Look through the entries and report how many lines include the word "text". Give the number alone.

**** Extracted information

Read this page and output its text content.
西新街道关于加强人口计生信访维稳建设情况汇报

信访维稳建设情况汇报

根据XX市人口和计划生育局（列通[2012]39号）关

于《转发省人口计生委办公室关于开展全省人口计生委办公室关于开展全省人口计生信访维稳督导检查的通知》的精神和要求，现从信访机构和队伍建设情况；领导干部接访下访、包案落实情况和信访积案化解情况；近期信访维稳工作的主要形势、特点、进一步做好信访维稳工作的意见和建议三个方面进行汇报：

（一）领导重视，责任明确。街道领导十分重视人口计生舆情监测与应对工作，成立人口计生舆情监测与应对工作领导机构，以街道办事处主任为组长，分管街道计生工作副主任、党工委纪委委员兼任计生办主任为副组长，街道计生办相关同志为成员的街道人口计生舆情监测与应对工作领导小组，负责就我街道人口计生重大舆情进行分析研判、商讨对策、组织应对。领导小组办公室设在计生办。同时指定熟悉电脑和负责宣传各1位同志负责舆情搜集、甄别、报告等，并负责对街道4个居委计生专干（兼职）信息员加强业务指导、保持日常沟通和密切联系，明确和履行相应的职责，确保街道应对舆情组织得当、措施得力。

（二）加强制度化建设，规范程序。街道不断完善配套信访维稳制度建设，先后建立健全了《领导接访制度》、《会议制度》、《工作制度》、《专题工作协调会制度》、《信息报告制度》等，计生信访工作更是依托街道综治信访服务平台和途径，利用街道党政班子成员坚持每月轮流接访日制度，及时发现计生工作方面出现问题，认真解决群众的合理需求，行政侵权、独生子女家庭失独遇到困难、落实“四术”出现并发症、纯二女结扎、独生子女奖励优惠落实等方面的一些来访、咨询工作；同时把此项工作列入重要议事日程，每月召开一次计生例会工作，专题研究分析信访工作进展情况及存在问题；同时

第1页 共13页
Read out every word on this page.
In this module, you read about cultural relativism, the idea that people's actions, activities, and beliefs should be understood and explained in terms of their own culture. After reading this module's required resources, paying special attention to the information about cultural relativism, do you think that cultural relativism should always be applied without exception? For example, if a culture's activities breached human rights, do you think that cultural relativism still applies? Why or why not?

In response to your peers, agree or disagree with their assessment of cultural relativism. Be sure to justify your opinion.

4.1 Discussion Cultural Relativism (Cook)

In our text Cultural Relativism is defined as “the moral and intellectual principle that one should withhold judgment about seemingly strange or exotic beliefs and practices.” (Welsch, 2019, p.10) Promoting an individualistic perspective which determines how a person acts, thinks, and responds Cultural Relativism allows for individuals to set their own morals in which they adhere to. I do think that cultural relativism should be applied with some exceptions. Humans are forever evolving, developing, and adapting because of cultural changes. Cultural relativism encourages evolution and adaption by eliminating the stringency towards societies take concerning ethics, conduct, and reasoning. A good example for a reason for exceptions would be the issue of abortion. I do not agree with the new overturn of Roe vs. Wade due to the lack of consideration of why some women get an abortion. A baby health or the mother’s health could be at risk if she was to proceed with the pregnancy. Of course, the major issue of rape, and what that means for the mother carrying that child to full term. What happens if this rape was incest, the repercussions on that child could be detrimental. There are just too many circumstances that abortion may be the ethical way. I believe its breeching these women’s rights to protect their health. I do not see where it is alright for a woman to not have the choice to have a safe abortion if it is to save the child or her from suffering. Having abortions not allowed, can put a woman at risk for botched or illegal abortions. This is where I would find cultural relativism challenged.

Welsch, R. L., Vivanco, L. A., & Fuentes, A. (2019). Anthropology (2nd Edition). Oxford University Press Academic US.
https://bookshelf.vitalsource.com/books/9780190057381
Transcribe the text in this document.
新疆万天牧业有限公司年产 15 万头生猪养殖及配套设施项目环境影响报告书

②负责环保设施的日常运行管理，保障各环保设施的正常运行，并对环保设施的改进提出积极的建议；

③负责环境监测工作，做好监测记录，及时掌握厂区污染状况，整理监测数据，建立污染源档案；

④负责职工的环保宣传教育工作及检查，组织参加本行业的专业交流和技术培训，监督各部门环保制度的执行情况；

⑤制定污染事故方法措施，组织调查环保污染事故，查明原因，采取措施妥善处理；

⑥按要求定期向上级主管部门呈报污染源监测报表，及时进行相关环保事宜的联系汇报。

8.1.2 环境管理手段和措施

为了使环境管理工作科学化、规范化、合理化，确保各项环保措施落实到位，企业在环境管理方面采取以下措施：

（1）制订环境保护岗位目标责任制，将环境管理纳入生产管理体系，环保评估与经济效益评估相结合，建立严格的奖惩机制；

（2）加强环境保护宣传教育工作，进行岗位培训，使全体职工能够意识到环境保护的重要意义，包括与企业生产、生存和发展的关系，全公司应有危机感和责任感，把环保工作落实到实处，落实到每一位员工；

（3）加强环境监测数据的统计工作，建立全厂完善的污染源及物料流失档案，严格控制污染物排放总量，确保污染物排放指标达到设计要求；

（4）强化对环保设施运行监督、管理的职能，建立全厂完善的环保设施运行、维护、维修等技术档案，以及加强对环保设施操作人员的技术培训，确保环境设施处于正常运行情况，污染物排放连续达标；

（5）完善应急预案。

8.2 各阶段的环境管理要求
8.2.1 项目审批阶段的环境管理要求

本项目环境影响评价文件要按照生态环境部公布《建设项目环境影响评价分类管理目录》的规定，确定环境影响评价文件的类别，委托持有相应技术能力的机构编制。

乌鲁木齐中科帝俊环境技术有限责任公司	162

********

→ **Expected output**: 3